§ What you are asked to do
Repeat the entries that follow verbatim, without any of their pictures.

§ Material for this task
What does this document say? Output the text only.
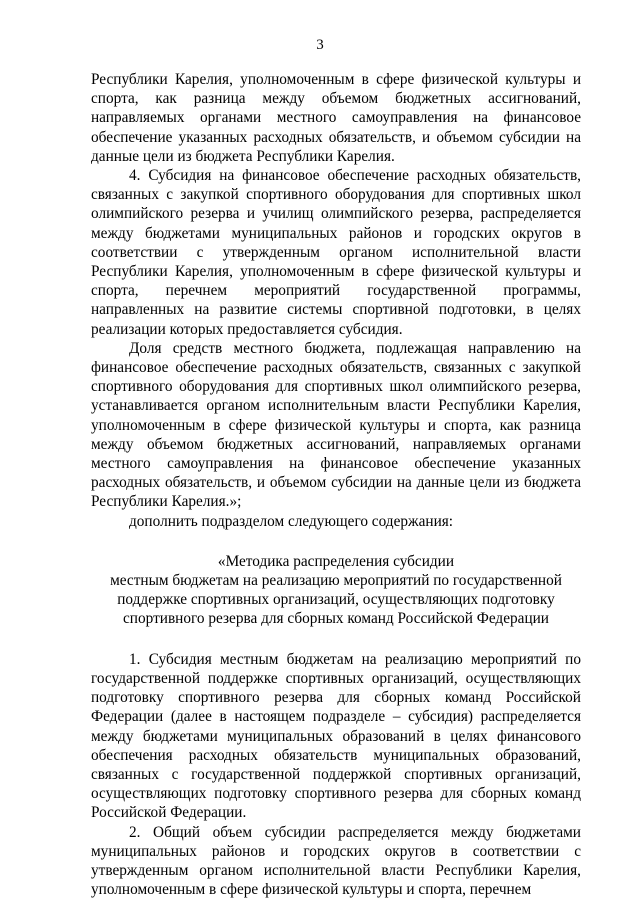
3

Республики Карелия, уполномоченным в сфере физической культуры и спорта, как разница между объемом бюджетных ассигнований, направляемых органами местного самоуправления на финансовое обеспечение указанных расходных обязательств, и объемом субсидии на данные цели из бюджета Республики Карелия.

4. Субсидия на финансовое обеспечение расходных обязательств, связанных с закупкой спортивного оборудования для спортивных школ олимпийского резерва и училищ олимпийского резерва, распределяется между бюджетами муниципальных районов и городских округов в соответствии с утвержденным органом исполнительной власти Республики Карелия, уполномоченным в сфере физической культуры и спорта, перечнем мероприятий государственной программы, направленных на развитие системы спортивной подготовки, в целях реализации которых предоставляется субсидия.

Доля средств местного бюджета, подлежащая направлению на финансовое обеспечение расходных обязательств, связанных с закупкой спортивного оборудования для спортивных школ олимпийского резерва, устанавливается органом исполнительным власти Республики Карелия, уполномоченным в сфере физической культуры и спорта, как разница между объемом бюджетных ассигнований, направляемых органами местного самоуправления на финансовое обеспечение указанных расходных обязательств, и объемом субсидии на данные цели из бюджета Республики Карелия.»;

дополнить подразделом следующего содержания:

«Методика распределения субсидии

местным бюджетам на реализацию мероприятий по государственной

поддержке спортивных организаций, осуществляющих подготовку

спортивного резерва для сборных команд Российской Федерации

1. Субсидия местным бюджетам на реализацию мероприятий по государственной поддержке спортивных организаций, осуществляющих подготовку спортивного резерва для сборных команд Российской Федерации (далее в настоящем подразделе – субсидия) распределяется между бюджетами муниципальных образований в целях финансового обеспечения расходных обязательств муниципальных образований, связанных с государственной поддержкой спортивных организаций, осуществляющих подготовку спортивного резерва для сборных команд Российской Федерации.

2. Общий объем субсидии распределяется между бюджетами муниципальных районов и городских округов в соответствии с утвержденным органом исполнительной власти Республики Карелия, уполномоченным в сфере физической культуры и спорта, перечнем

§ Exercise result
What does this document say? Output the text only.
3

Республики Карелия, уполномоченным в сфере физической культуры и спорта, как разница между объемом бюджетных ассигнований, направляемых органами местного самоуправления на финансовое обеспечение указанных расходных обязательств, и объемом субсидии на данные цели из бюджета Республики Карелия.

4. Субсидия на финансовое обеспечение расходных обязательств, связанных с закупкой спортивного оборудования для спортивных школ олимпийского резерва и училищ олимпийского резерва, распределяется между бюджетами муниципальных районов и городских округов в соответствии с утвержденным органом исполнительной власти Республики Карелия, уполномоченным в сфере физической культуры и спорта, перечнем мероприятий государственной программы, направленных на развитие системы спортивной подготовки, в целях реализации которых предоставляется субсидия.

Доля средств местного бюджета, подлежащая направлению на финансовое обеспечение расходных обязательств, связанных с закупкой спортивного оборудования для спортивных школ олимпийского резерва, устанавливается органом исполнительным власти Республики Карелия, уполномоченным в сфере физической культуры и спорта, как разница между объемом бюджетных ассигнований, направляемых органами местного самоуправления на финансовое обеспечение указанных расходных обязательств, и объемом субсидии на данные цели из бюджета Республики Карелия.»;

дополнить подразделом следующего содержания:

«Методика распределения субсидии

местным бюджетам на реализацию мероприятий по государственной

поддержке спортивных организаций, осуществляющих подготовку

спортивного резерва для сборных команд Российской Федерации

1. Субсидия местным бюджетам на реализацию мероприятий по государственной поддержке спортивных организаций, осуществляющих подготовку спортивного резерва для сборных команд Российской Федерации (далее в настоящем подразделе – субсидия) распределяется между бюджетами муниципальных образований в целях финансового обеспечения расходных обязательств муниципальных образований, связанных с государственной поддержкой спортивных организаций, осуществляющих подготовку спортивного резерва для сборных команд Российской Федерации.

2. Общий объем субсидии распределяется между бюджетами муниципальных районов и городских округов в соответствии с утвержденным органом исполнительной власти Республики Карелия, уполномоченным в сфере физической культуры и спорта, перечнем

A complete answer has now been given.